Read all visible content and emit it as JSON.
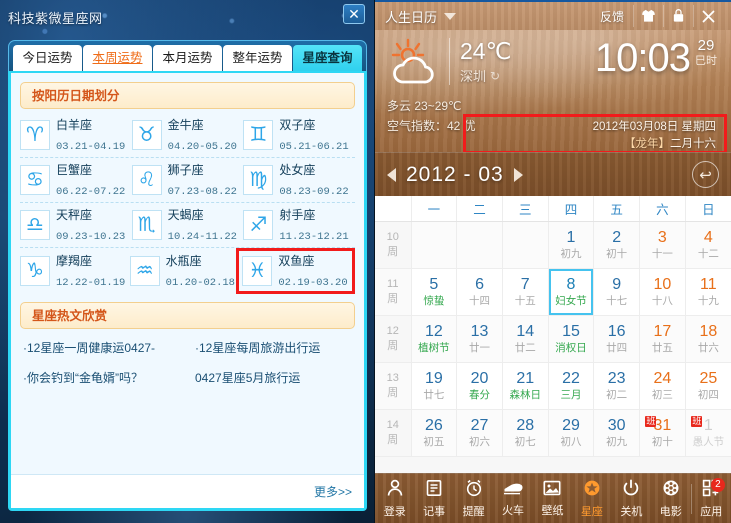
{
  "zodiac_window": {
    "title": "科技紫微星座网",
    "close_label": "✕",
    "tabs": [
      {
        "label": "今日运势",
        "state": "normal"
      },
      {
        "label": "本周运势",
        "state": "hover"
      },
      {
        "label": "本月运势",
        "state": "normal"
      },
      {
        "label": "整年运势",
        "state": "normal"
      },
      {
        "label": "星座查询",
        "state": "active"
      }
    ],
    "section_title": "按阳历日期划分",
    "signs": [
      {
        "name": "白羊座",
        "dates": "03.21-04.19",
        "glyph": "♈",
        "selected": false
      },
      {
        "name": "金牛座",
        "dates": "04.20-05.20",
        "glyph": "♉",
        "selected": false
      },
      {
        "name": "双子座",
        "dates": "05.21-06.21",
        "glyph": "♊",
        "selected": false
      },
      {
        "name": "巨蟹座",
        "dates": "06.22-07.22",
        "glyph": "♋",
        "selected": false
      },
      {
        "name": "狮子座",
        "dates": "07.23-08.22",
        "glyph": "♌",
        "selected": false
      },
      {
        "name": "处女座",
        "dates": "08.23-09.22",
        "glyph": "♍",
        "selected": false
      },
      {
        "name": "天秤座",
        "dates": "09.23-10.23",
        "glyph": "♎",
        "selected": false
      },
      {
        "name": "天蝎座",
        "dates": "10.24-11.22",
        "glyph": "♏",
        "selected": false
      },
      {
        "name": "射手座",
        "dates": "11.23-12.21",
        "glyph": "♐",
        "selected": false
      },
      {
        "name": "摩羯座",
        "dates": "12.22-01.19",
        "glyph": "♑",
        "selected": false
      },
      {
        "name": "水瓶座",
        "dates": "01.20-02.18",
        "glyph": "♒",
        "selected": false
      },
      {
        "name": "双鱼座",
        "dates": "02.19-03.20",
        "glyph": "♓",
        "selected": true
      }
    ],
    "hot_section_title": "星座热文欣赏",
    "hot_links": [
      [
        "·12星座一周健康运0427-",
        "·12星座每周旅游出行运"
      ],
      [
        "·你会钓到“金龟婿”吗？",
        "0427星座5月旅行运"
      ]
    ],
    "more_label": "更多>>"
  },
  "calendar_window": {
    "app_name": "人生日历",
    "feedback_label": "反馈",
    "title_icons": [
      {
        "name": "skin-icon",
        "glyph": "👕"
      },
      {
        "name": "minimize-icon",
        "glyph": "🔒"
      },
      {
        "name": "close-icon",
        "glyph": "✕"
      }
    ],
    "weather": {
      "icon": "sun-behind-cloud-icon",
      "temperature": "24℃",
      "city": "深圳",
      "refresh_icon": "↻",
      "condition": "多云 23~29℃",
      "air_quality": "空气指数：42 优"
    },
    "clock": {
      "time": "10:03",
      "day_number": "29",
      "shichen": "巳时"
    },
    "date_box": {
      "solar": "2012年03月08日  星期四",
      "lunar_year": "【龙年】",
      "lunar_date": "二月十六",
      "highlight_color": "#f21b1b"
    },
    "month_nav": {
      "prev": "◀",
      "label": "2012 - 03",
      "next": "▶",
      "today_icon": "↩"
    },
    "weekday_headers": [
      "",
      "一",
      "二",
      "三",
      "四",
      "五",
      "六",
      "日"
    ],
    "weeks": [
      {
        "week_no": "10",
        "week_unit": "周",
        "days": [
          {
            "num": "",
            "sub": "",
            "type": "empty"
          },
          {
            "num": "",
            "sub": "",
            "type": "empty"
          },
          {
            "num": "",
            "sub": "",
            "type": "empty"
          },
          {
            "num": "1",
            "sub": "初九",
            "type": "normal"
          },
          {
            "num": "2",
            "sub": "初十",
            "type": "normal"
          },
          {
            "num": "3",
            "sub": "十一",
            "type": "weekend"
          },
          {
            "num": "4",
            "sub": "十二",
            "type": "weekend"
          }
        ]
      },
      {
        "week_no": "11",
        "week_unit": "周",
        "days": [
          {
            "num": "5",
            "sub": "惊蛰",
            "type": "festival"
          },
          {
            "num": "6",
            "sub": "十四",
            "type": "normal"
          },
          {
            "num": "7",
            "sub": "十五",
            "type": "normal"
          },
          {
            "num": "8",
            "sub": "妇女节",
            "type": "festival",
            "today": true
          },
          {
            "num": "9",
            "sub": "十七",
            "type": "normal"
          },
          {
            "num": "10",
            "sub": "十八",
            "type": "weekend"
          },
          {
            "num": "11",
            "sub": "十九",
            "type": "weekend"
          }
        ]
      },
      {
        "week_no": "12",
        "week_unit": "周",
        "days": [
          {
            "num": "12",
            "sub": "植树节",
            "type": "festival"
          },
          {
            "num": "13",
            "sub": "廿一",
            "type": "normal"
          },
          {
            "num": "14",
            "sub": "廿二",
            "type": "normal"
          },
          {
            "num": "15",
            "sub": "消权日",
            "type": "festival"
          },
          {
            "num": "16",
            "sub": "廿四",
            "type": "normal"
          },
          {
            "num": "17",
            "sub": "廿五",
            "type": "weekend"
          },
          {
            "num": "18",
            "sub": "廿六",
            "type": "weekend"
          }
        ]
      },
      {
        "week_no": "13",
        "week_unit": "周",
        "days": [
          {
            "num": "19",
            "sub": "廿七",
            "type": "normal"
          },
          {
            "num": "20",
            "sub": "春分",
            "type": "festival"
          },
          {
            "num": "21",
            "sub": "森林日",
            "type": "festival"
          },
          {
            "num": "22",
            "sub": "三月",
            "type": "festival"
          },
          {
            "num": "23",
            "sub": "初二",
            "type": "normal"
          },
          {
            "num": "24",
            "sub": "初三",
            "type": "weekend"
          },
          {
            "num": "25",
            "sub": "初四",
            "type": "weekend"
          }
        ]
      },
      {
        "week_no": "14",
        "week_unit": "周",
        "days": [
          {
            "num": "26",
            "sub": "初五",
            "type": "normal"
          },
          {
            "num": "27",
            "sub": "初六",
            "type": "normal"
          },
          {
            "num": "28",
            "sub": "初七",
            "type": "normal"
          },
          {
            "num": "29",
            "sub": "初八",
            "type": "normal"
          },
          {
            "num": "30",
            "sub": "初九",
            "type": "normal"
          },
          {
            "num": "31",
            "sub": "初十",
            "type": "weekend",
            "badge": "班"
          },
          {
            "num": "1",
            "sub": "愚人节",
            "type": "other",
            "badge": "班"
          }
        ]
      }
    ],
    "dock": [
      {
        "label": "登录",
        "icon": "user-icon",
        "glyph": "👤",
        "active": false
      },
      {
        "label": "记事",
        "icon": "note-icon",
        "glyph": "📝",
        "active": false
      },
      {
        "label": "提醒",
        "icon": "alarm-icon",
        "glyph": "⏰",
        "active": false
      },
      {
        "label": "火车",
        "icon": "train-icon",
        "glyph": "🚄",
        "active": false
      },
      {
        "label": "壁纸",
        "icon": "wallpaper-icon",
        "glyph": "🖼",
        "active": false
      },
      {
        "label": "星座",
        "icon": "zodiac-icon",
        "glyph": "✹",
        "active": true
      },
      {
        "label": "关机",
        "icon": "power-icon",
        "glyph": "⏻",
        "active": false
      },
      {
        "label": "电影",
        "icon": "film-icon",
        "glyph": "🎞",
        "active": false
      },
      {
        "label": "应用",
        "icon": "apps-icon",
        "glyph": "⊞",
        "active": false,
        "badge": "2"
      }
    ]
  }
}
····················
PROBLEM DESCRIPTION: Write out the listing above exactly as it stands, pictures excluded.

OUTPUT BELOW:
Read all visible content and emit it as JSON.
{
  "zodiac_window": {
    "title": "科技紫微星座网",
    "close_label": "✕",
    "tabs": [
      {
        "label": "今日运势",
        "state": "normal"
      },
      {
        "label": "本周运势",
        "state": "hover"
      },
      {
        "label": "本月运势",
        "state": "normal"
      },
      {
        "label": "整年运势",
        "state": "normal"
      },
      {
        "label": "星座查询",
        "state": "active"
      }
    ],
    "section_title": "按阳历日期划分",
    "signs": [
      {
        "name": "白羊座",
        "dates": "03.21-04.19",
        "glyph": "♈",
        "selected": false
      },
      {
        "name": "金牛座",
        "dates": "04.20-05.20",
        "glyph": "♉",
        "selected": false
      },
      {
        "name": "双子座",
        "dates": "05.21-06.21",
        "glyph": "♊",
        "selected": false
      },
      {
        "name": "巨蟹座",
        "dates": "06.22-07.22",
        "glyph": "♋",
        "selected": false
      },
      {
        "name": "狮子座",
        "dates": "07.23-08.22",
        "glyph": "♌",
        "selected": false
      },
      {
        "name": "处女座",
        "dates": "08.23-09.22",
        "glyph": "♍",
        "selected": false
      },
      {
        "name": "天秤座",
        "dates": "09.23-10.23",
        "glyph": "♎",
        "selected": false
      },
      {
        "name": "天蝎座",
        "dates": "10.24-11.22",
        "glyph": "♏",
        "selected": false
      },
      {
        "name": "射手座",
        "dates": "11.23-12.21",
        "glyph": "♐",
        "selected": false
      },
      {
        "name": "摩羯座",
        "dates": "12.22-01.19",
        "glyph": "♑",
        "selected": false
      },
      {
        "name": "水瓶座",
        "dates": "01.20-02.18",
        "glyph": "♒",
        "selected": false
      },
      {
        "name": "双鱼座",
        "dates": "02.19-03.20",
        "glyph": "♓",
        "selected": true
      }
    ],
    "hot_section_title": "星座热文欣赏",
    "hot_links": [
      [
        "·12星座一周健康运0427-",
        "·12星座每周旅游出行运"
      ],
      [
        "·你会钓到“金龟婿”吗？",
        "0427星座5月旅行运"
      ]
    ],
    "more_label": "更多>>"
  },
  "calendar_window": {
    "app_name": "人生日历",
    "feedback_label": "反馈",
    "title_icons": [
      {
        "name": "skin-icon",
        "glyph": "👕"
      },
      {
        "name": "minimize-icon",
        "glyph": "🔒"
      },
      {
        "name": "close-icon",
        "glyph": "✕"
      }
    ],
    "weather": {
      "icon": "sun-behind-cloud-icon",
      "temperature": "24℃",
      "city": "深圳",
      "refresh_icon": "↻",
      "condition": "多云 23~29℃",
      "air_quality": "空气指数：42 优"
    },
    "clock": {
      "time": "10:03",
      "day_number": "29",
      "shichen": "巳时"
    },
    "date_box": {
      "solar": "2012年03月08日  星期四",
      "lunar_year": "【龙年】",
      "lunar_date": "二月十六",
      "highlight_color": "#f21b1b"
    },
    "month_nav": {
      "prev": "◀",
      "label": "2012 - 03",
      "next": "▶",
      "today_icon": "↩"
    },
    "weekday_headers": [
      "",
      "一",
      "二",
      "三",
      "四",
      "五",
      "六",
      "日"
    ],
    "weeks": [
      {
        "week_no": "10",
        "week_unit": "周",
        "days": [
          {
            "num": "",
            "sub": "",
            "type": "empty"
          },
          {
            "num": "",
            "sub": "",
            "type": "empty"
          },
          {
            "num": "",
            "sub": "",
            "type": "empty"
          },
          {
            "num": "1",
            "sub": "初九",
            "type": "normal"
          },
          {
            "num": "2",
            "sub": "初十",
            "type": "normal"
          },
          {
            "num": "3",
            "sub": "十一",
            "type": "weekend"
          },
          {
            "num": "4",
            "sub": "十二",
            "type": "weekend"
          }
        ]
      },
      {
        "week_no": "11",
        "week_unit": "周",
        "days": [
          {
            "num": "5",
            "sub": "惊蛰",
            "type": "festival"
          },
          {
            "num": "6",
            "sub": "十四",
            "type": "normal"
          },
          {
            "num": "7",
            "sub": "十五",
            "type": "normal"
          },
          {
            "num": "8",
            "sub": "妇女节",
            "type": "festival",
            "today": true
          },
          {
            "num": "9",
            "sub": "十七",
            "type": "normal"
          },
          {
            "num": "10",
            "sub": "十八",
            "type": "weekend"
          },
          {
            "num": "11",
            "sub": "十九",
            "type": "weekend"
          }
        ]
      },
      {
        "week_no": "12",
        "week_unit": "周",
        "days": [
          {
            "num": "12",
            "sub": "植树节",
            "type": "festival"
          },
          {
            "num": "13",
            "sub": "廿一",
            "type": "normal"
          },
          {
            "num": "14",
            "sub": "廿二",
            "type": "normal"
          },
          {
            "num": "15",
            "sub": "消权日",
            "type": "festival"
          },
          {
            "num": "16",
            "sub": "廿四",
            "type": "normal"
          },
          {
            "num": "17",
            "sub": "廿五",
            "type": "weekend"
          },
          {
            "num": "18",
            "sub": "廿六",
            "type": "weekend"
          }
        ]
      },
      {
        "week_no": "13",
        "week_unit": "周",
        "days": [
          {
            "num": "19",
            "sub": "廿七",
            "type": "normal"
          },
          {
            "num": "20",
            "sub": "春分",
            "type": "festival"
          },
          {
            "num": "21",
            "sub": "森林日",
            "type": "festival"
          },
          {
            "num": "22",
            "sub": "三月",
            "type": "festival"
          },
          {
            "num": "23",
            "sub": "初二",
            "type": "normal"
          },
          {
            "num": "24",
            "sub": "初三",
            "type": "weekend"
          },
          {
            "num": "25",
            "sub": "初四",
            "type": "weekend"
          }
        ]
      },
      {
        "week_no": "14",
        "week_unit": "周",
        "days": [
          {
            "num": "26",
            "sub": "初五",
            "type": "normal"
          },
          {
            "num": "27",
            "sub": "初六",
            "type": "normal"
          },
          {
            "num": "28",
            "sub": "初七",
            "type": "normal"
          },
          {
            "num": "29",
            "sub": "初八",
            "type": "normal"
          },
          {
            "num": "30",
            "sub": "初九",
            "type": "normal"
          },
          {
            "num": "31",
            "sub": "初十",
            "type": "weekend",
            "badge": "班"
          },
          {
            "num": "1",
            "sub": "愚人节",
            "type": "other",
            "badge": "班"
          }
        ]
      }
    ],
    "dock": [
      {
        "label": "登录",
        "icon": "user-icon",
        "glyph": "👤",
        "active": false
      },
      {
        "label": "记事",
        "icon": "note-icon",
        "glyph": "📝",
        "active": false
      },
      {
        "label": "提醒",
        "icon": "alarm-icon",
        "glyph": "⏰",
        "active": false
      },
      {
        "label": "火车",
        "icon": "train-icon",
        "glyph": "🚄",
        "active": false
      },
      {
        "label": "壁纸",
        "icon": "wallpaper-icon",
        "glyph": "🖼",
        "active": false
      },
      {
        "label": "星座",
        "icon": "zodiac-icon",
        "glyph": "✹",
        "active": true
      },
      {
        "label": "关机",
        "icon": "power-icon",
        "glyph": "⏻",
        "active": false
      },
      {
        "label": "电影",
        "icon": "film-icon",
        "glyph": "🎞",
        "active": false
      },
      {
        "label": "应用",
        "icon": "apps-icon",
        "glyph": "⊞",
        "active": false,
        "badge": "2"
      }
    ]
  }
}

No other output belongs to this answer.